WORK TO DO —
Output the lines that follow exactly as they are.

RECORDS —
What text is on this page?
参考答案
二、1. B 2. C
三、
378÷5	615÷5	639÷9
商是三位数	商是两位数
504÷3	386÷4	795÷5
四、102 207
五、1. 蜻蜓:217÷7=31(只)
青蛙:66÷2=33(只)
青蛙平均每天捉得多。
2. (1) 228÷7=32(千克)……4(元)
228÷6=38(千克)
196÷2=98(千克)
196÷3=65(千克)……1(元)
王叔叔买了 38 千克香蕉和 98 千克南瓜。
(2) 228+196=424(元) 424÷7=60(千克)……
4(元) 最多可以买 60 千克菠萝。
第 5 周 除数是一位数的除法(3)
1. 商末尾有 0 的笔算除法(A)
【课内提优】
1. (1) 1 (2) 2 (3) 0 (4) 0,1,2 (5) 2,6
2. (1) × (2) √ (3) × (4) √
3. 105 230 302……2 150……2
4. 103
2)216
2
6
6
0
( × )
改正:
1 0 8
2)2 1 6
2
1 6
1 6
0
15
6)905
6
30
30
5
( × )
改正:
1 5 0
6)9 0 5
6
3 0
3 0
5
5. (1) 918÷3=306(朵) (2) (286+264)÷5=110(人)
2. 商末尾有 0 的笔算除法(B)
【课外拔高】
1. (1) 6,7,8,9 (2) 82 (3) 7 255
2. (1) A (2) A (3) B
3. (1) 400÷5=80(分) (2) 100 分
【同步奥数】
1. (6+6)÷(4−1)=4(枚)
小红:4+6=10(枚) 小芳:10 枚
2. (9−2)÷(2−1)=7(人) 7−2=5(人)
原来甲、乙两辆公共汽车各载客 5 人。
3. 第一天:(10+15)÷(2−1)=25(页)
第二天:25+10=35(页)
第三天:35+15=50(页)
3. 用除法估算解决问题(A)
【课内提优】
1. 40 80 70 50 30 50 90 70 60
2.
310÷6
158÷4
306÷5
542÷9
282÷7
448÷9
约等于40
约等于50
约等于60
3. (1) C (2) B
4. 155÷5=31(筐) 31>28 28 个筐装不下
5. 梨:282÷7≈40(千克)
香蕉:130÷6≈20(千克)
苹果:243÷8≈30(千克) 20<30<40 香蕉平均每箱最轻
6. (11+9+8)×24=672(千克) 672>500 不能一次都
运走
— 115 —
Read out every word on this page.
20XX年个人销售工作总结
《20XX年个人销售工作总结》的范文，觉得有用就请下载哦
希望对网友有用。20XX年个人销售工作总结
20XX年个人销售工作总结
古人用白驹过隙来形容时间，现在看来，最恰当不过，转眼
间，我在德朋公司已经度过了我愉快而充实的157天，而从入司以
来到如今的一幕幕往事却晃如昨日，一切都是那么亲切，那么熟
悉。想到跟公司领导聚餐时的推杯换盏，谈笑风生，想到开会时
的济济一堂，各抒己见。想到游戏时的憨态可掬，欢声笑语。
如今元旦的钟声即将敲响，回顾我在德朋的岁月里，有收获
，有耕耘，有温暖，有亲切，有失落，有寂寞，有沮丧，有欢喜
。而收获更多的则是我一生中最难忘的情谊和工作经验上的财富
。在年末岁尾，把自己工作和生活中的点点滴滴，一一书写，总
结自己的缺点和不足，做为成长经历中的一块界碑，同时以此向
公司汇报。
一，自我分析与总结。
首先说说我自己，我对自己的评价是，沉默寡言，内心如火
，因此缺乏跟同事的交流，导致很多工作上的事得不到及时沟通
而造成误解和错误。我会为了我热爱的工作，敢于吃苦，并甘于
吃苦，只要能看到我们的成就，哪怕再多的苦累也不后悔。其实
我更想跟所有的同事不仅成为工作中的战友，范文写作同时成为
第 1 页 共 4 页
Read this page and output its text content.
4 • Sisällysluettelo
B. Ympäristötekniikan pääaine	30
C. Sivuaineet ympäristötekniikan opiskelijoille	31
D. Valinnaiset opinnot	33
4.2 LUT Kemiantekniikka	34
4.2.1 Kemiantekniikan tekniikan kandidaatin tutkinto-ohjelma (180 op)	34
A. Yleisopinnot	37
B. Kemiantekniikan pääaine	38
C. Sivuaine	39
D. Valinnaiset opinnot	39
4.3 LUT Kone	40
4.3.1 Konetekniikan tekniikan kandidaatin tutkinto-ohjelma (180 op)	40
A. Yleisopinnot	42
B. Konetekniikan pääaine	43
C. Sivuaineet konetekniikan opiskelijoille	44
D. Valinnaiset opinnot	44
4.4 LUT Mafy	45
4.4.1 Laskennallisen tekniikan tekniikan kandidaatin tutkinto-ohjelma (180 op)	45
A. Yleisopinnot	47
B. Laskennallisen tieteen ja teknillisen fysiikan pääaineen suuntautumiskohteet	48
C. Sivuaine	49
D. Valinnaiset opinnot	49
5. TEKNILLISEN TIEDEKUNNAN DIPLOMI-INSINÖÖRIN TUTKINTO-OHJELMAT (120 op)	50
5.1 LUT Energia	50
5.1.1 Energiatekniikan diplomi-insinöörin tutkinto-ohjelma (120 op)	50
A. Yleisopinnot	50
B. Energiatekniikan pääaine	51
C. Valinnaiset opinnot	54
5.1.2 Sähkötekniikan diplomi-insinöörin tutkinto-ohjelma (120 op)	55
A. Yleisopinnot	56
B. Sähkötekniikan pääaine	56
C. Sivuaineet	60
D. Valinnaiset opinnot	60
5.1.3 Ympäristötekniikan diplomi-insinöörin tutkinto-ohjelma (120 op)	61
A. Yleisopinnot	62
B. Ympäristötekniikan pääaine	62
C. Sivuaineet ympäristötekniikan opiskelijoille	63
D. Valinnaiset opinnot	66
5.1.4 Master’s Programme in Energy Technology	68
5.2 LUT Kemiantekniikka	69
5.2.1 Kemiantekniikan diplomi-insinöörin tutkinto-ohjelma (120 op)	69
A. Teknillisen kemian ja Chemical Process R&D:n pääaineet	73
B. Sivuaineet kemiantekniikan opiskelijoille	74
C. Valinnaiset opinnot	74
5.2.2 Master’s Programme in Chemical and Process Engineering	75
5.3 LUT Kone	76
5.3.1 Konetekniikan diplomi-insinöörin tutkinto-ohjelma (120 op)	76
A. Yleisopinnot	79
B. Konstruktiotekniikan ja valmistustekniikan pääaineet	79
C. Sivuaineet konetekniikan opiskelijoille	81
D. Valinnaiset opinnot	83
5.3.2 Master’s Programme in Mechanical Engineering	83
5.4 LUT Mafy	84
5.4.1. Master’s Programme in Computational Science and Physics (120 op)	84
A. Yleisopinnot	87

COMPLETE OUTPUT —
What text is on this page?
参考答案
二、1. B 2. C
三、
378÷5	615÷5	639÷9
商是三位数	商是两位数
504÷3	386÷4	795÷5
四、102 207
五、1. 蜻蜓:217÷7=31(只)
青蛙:66÷2=33(只)
青蛙平均每天捉得多。
2. (1) 228÷7=32(千克)……4(元)
228÷6=38(千克)
196÷2=98(千克)
196÷3=65(千克)……1(元)
王叔叔买了 38 千克香蕉和 98 千克南瓜。
(2) 228+196=424(元) 424÷7=60(千克)……
4(元) 最多可以买 60 千克菠萝。
第 5 周 除数是一位数的除法(3)
1. 商末尾有 0 的笔算除法(A)
【课内提优】
1. (1) 1 (2) 2 (3) 0 (4) 0,1,2 (5) 2,6
2. (1) × (2) √ (3) × (4) √
3. 105 230 302……2 150……2
4. 103
2)216
2
6
6
0
( × )
改正:
1 0 8
2)2 1 6
2
1 6
1 6
0
15
6)905
6
30
30
5
( × )
改正:
1 5 0
6)9 0 5
6
3 0
3 0
5
5. (1) 918÷3=306(朵) (2) (286+264)÷5=110(人)
2. 商末尾有 0 的笔算除法(B)
【课外拔高】
1. (1) 6,7,8,9 (2) 82 (3) 7 255
2. (1) A (2) A (3) B
3. (1) 400÷5=80(分) (2) 100 分
【同步奥数】
1. (6+6)÷(4−1)=4(枚)
小红:4+6=10(枚) 小芳:10 枚
2. (9−2)÷(2−1)=7(人) 7−2=5(人)
原来甲、乙两辆公共汽车各载客 5 人。
3. 第一天:(10+15)÷(2−1)=25(页)
第二天:25+10=35(页)
第三天:35+15=50(页)
3. 用除法估算解决问题(A)
【课内提优】
1. 40 80 70 50 30 50 90 70 60
2.
310÷6
158÷4
306÷5
542÷9
282÷7
448÷9
约等于40
约等于50
约等于60
3. (1) C (2) B
4. 155÷5=31(筐) 31>28 28 个筐装不下
5. 梨:282÷7≈40(千克)
香蕉:130÷6≈20(千克)
苹果:243÷8≈30(千克) 20<30<40 香蕉平均每箱最轻
6. (11+9+8)×24=672(千克) 672>500 不能一次都
运走
— 115 —
Read out every word on this page.
20XX年个人销售工作总结
《20XX年个人销售工作总结》的范文，觉得有用就请下载哦
希望对网友有用。20XX年个人销售工作总结
20XX年个人销售工作总结
古人用白驹过隙来形容时间，现在看来，最恰当不过，转眼
间，我在德朋公司已经度过了我愉快而充实的157天，而从入司以
来到如今的一幕幕往事却晃如昨日，一切都是那么亲切，那么熟
悉。想到跟公司领导聚餐时的推杯换盏，谈笑风生，想到开会时
的济济一堂，各抒己见。想到游戏时的憨态可掬，欢声笑语。
如今元旦的钟声即将敲响，回顾我在德朋的岁月里，有收获
，有耕耘，有温暖，有亲切，有失落，有寂寞，有沮丧，有欢喜
。而收获更多的则是我一生中最难忘的情谊和工作经验上的财富
。在年末岁尾，把自己工作和生活中的点点滴滴，一一书写，总
结自己的缺点和不足，做为成长经历中的一块界碑，同时以此向
公司汇报。
一，自我分析与总结。
首先说说我自己，我对自己的评价是，沉默寡言，内心如火
，因此缺乏跟同事的交流，导致很多工作上的事得不到及时沟通
而造成误解和错误。我会为了我热爱的工作，敢于吃苦，并甘于
吃苦，只要能看到我们的成就，哪怕再多的苦累也不后悔。其实
我更想跟所有的同事不仅成为工作中的战友，范文写作同时成为
第 1 页 共 4 页
Read this page and output its text content.
4 • Sisällysluettelo
B. Ympäristötekniikan pääaine	30
C. Sivuaineet ympäristötekniikan opiskelijoille	31
D. Valinnaiset opinnot	33
4.2 LUT Kemiantekniikka	34
4.2.1 Kemiantekniikan tekniikan kandidaatin tutkinto-ohjelma (180 op)	34
A. Yleisopinnot	37
B. Kemiantekniikan pääaine	38
C. Sivuaine	39
D. Valinnaiset opinnot	39
4.3 LUT Kone	40
4.3.1 Konetekniikan tekniikan kandidaatin tutkinto-ohjelma (180 op)	40
A. Yleisopinnot	42
B. Konetekniikan pääaine	43
C. Sivuaineet konetekniikan opiskelijoille	44
D. Valinnaiset opinnot	44
4.4 LUT Mafy	45
4.4.1 Laskennallisen tekniikan tekniikan kandidaatin tutkinto-ohjelma (180 op)	45
A. Yleisopinnot	47
B. Laskennallisen tieteen ja teknillisen fysiikan pääaineen suuntautumiskohteet	48
C. Sivuaine	49
D. Valinnaiset opinnot	49
5. TEKNILLISEN TIEDEKUNNAN DIPLOMI-INSINÖÖRIN TUTKINTO-OHJELMAT (120 op)	50
5.1 LUT Energia	50
5.1.1 Energiatekniikan diplomi-insinöörin tutkinto-ohjelma (120 op)	50
A. Yleisopinnot	50
B. Energiatekniikan pääaine	51
C. Valinnaiset opinnot	54
5.1.2 Sähkötekniikan diplomi-insinöörin tutkinto-ohjelma (120 op)	55
A. Yleisopinnot	56
B. Sähkötekniikan pääaine	56
C. Sivuaineet	60
D. Valinnaiset opinnot	60
5.1.3 Ympäristötekniikan diplomi-insinöörin tutkinto-ohjelma (120 op)	61
A. Yleisopinnot	62
B. Ympäristötekniikan pääaine	62
C. Sivuaineet ympäristötekniikan opiskelijoille	63
D. Valinnaiset opinnot	66
5.1.4 Master’s Programme in Energy Technology	68
5.2 LUT Kemiantekniikka	69
5.2.1 Kemiantekniikan diplomi-insinöörin tutkinto-ohjelma (120 op)	69
A. Teknillisen kemian ja Chemical Process R&D:n pääaineet	73
B. Sivuaineet kemiantekniikan opiskelijoille	74
C. Valinnaiset opinnot	74
5.2.2 Master’s Programme in Chemical and Process Engineering	75
5.3 LUT Kone	76
5.3.1 Konetekniikan diplomi-insinöörin tutkinto-ohjelma (120 op)	76
A. Yleisopinnot	79
B. Konstruktiotekniikan ja valmistustekniikan pääaineet	79
C. Sivuaineet konetekniikan opiskelijoille	81
D. Valinnaiset opinnot	83
5.3.2 Master’s Programme in Mechanical Engineering	83
5.4 LUT Mafy	84
5.4.1. Master’s Programme in Computational Science and Physics (120 op)	84
A. Yleisopinnot	87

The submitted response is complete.